• Exercises to complete:
A. Using the Kubernetes affinity guide below, answer these:
(i) Which node affinity operator requires that a label key not exist?
(ii) What logic applies between NodeSelectorTerms?
(iii) Which topology key groups nodes by availability zone?
B. Extend the Kubernetes affinity guide below, picking up right after its last line.

Kubernetes Scheduling: Pod & Node Affinity - Theory & Practice

1. Theoretical Foundation: How Affinity Works

Key Concepts:

Labels: Key-value pairs attached to Kubernetes objects (nodes, pods)
Node Affinity: Rules based on NODE LABELS
Pod Affinity: Rules based on EXISTING POD LABELS

Node Affinity Operators Explained:

Operator	What It Does	Example	When to Use
`In`	Value must be in list	`zone` in ["us-east-1a", "us-east-1b"]	Specific values allowed
`NotIn`	Value must NOT be in list	`node-type` not in ["spot", "preemptible"]	Exclude certain node types
`Exists`	Label key must exist	`gpu` exists	Check for feature presence
`DoesNotExist`	Label key must NOT exist	`maintenance` does not exist	Avoid problematic nodes
`Gt`, `Lt`	Numeric comparison	`memory-gb` > 16	Resource-based selection

Important Theory Points:

NodeSelectorTerms Logic:
- Within a term: All conditions must be true (AND logic)
- Between terms: Any term can be true (OR logic)
Required vs Preferred:
- requiredDuringScheduling: MUST be satisfied (hard rule)
- preferredDuringScheduling: SHOULD be satisfied (soft rule, weighted 1-100)
IgnoredDuringExecution: Once scheduled, rules aren't re-evaluated if labels change

2. Pod Affinity Theory: Relationships Between Pods

Three Types of Pod Relationships:

Pod Affinity: "Run near these pods" (attraction)
Pod Anti-Affinity: "Don't run near these pods" (repulsion)
Topology: Defines what "near" means

Topology Keys Theory:

A topology key is a node label that defines a grouping domain:

kubernetes.io/hostname = Different physical/virtual machines
topology.kubernetes.io/zone = Different availability zones
topology.kubernetes.io/region = Different geographic regions
Custom keys = Your own grouping logic (e.g., rack, row, datacenter)

• Raw data:
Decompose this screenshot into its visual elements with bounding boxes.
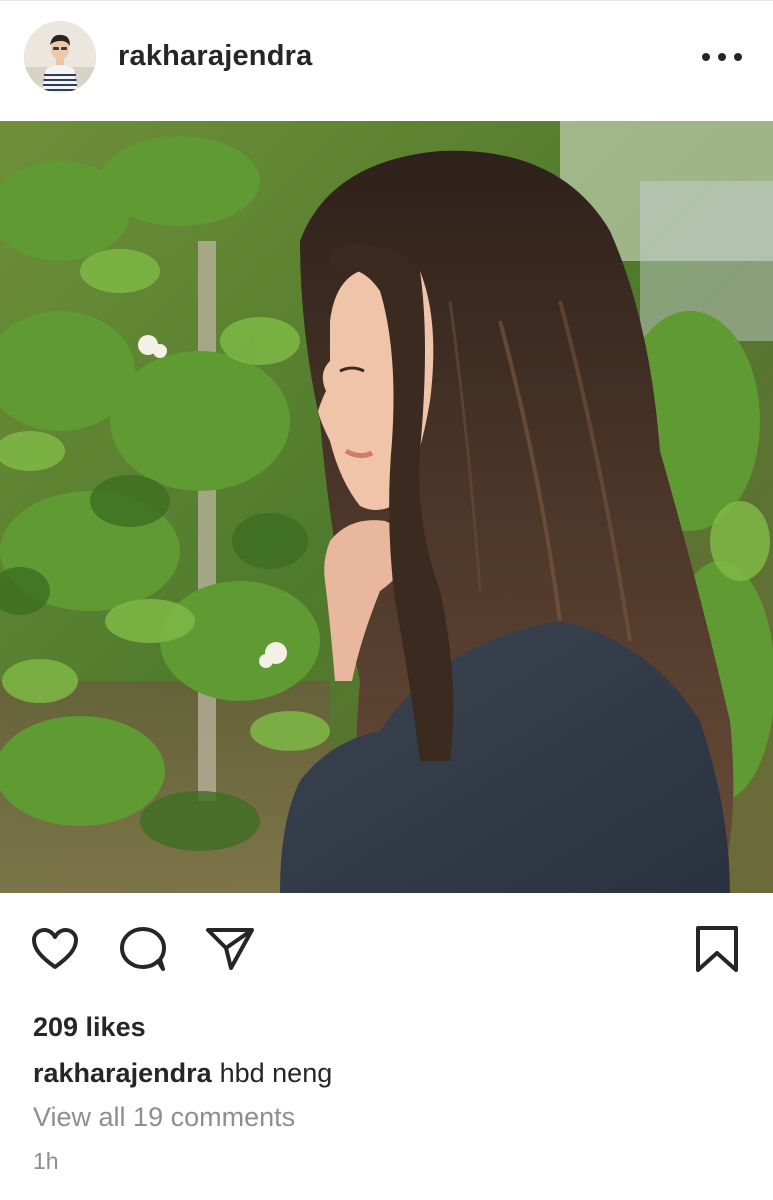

• Responses:
A.
(i) `DoesNotExist`
(ii) OR logic: any term can be true.
(iii) topology.kubernetes.io/zone

B.
How Pod Affinity Works:

yaml

podAntiAffinity:
  requiredDuringSchedulingIgnoredDuringExecution:
  - labelSelector:
      matchLabels:
        app: web  # Look for pods with this label
    topologyKey: kubernetes.io/hostname  # Group by node

Translation: "Don't schedule this pod on any node that already has a pod with label app=web"

3. Complete Practical Example with Theory Applied

yaml

apiVersion: apps/v1
kind: Deployment
metadata:
  name: example-app
spec:
  replicas: 3
  template:
    metadata:
      labels:
        app: example
        tier: backend
    spec:
      affinity:
        # NODE AFFINITY: Where can pods go?
        nodeAffinity:
          # HARD REQUIREMENT: Must be satisfied
          requiredDuringSchedulingIgnoredDuringExecution:
            nodeSelectorTerms:
            # Term 1: Production environment
            - matchExpressions:
              - key: environment
                operator: In
                values: ["production"]
              - key: available
                operator: Exists
            # Term 2: OR staging with SSD
            - matchExpressions:
              - key: environment
                operator: In
                values: ["staging"]
              - key: storage-type
                operator: In
                values: ["ssd"]
          
          # SOFT PREFERENCE: Try to satisfy
          preferredDuringSchedulingIgnoredDuringExecution:
          - weight: 90  # Higher weight = more important
            preference:
              matchExpressions:
              - key: zone
                operator: In
                values: ["us-east-1a"]
        
        # POD ANTI-AFFINITY: How pods relate to each other
        podAntiAffinity:
          # HARD: Don't put pods on same node
          requiredDuringSchedulingIgnoredDuringExecution:
          - labelSelector:
              matchLabels:
                app: example  # Look for our own pods
            topologyKey: kubernetes.io/hostname  # Different nodes
          
          # SOFT: Try to spread across zones
          preferredDuringSchedulingIgnoredDuringExecution:
          - weight: 70
            podAffinityTerm:
              labelSelector:
                matchLabels:
                  app: example
              topologyKey: topology.kubernetes.io/zone  # Different zones
      
      containers:
      - name: app
        image: nginx

Theory Applied:

Node Selection: Pods can run in production (any storage) OR staging (only SSD)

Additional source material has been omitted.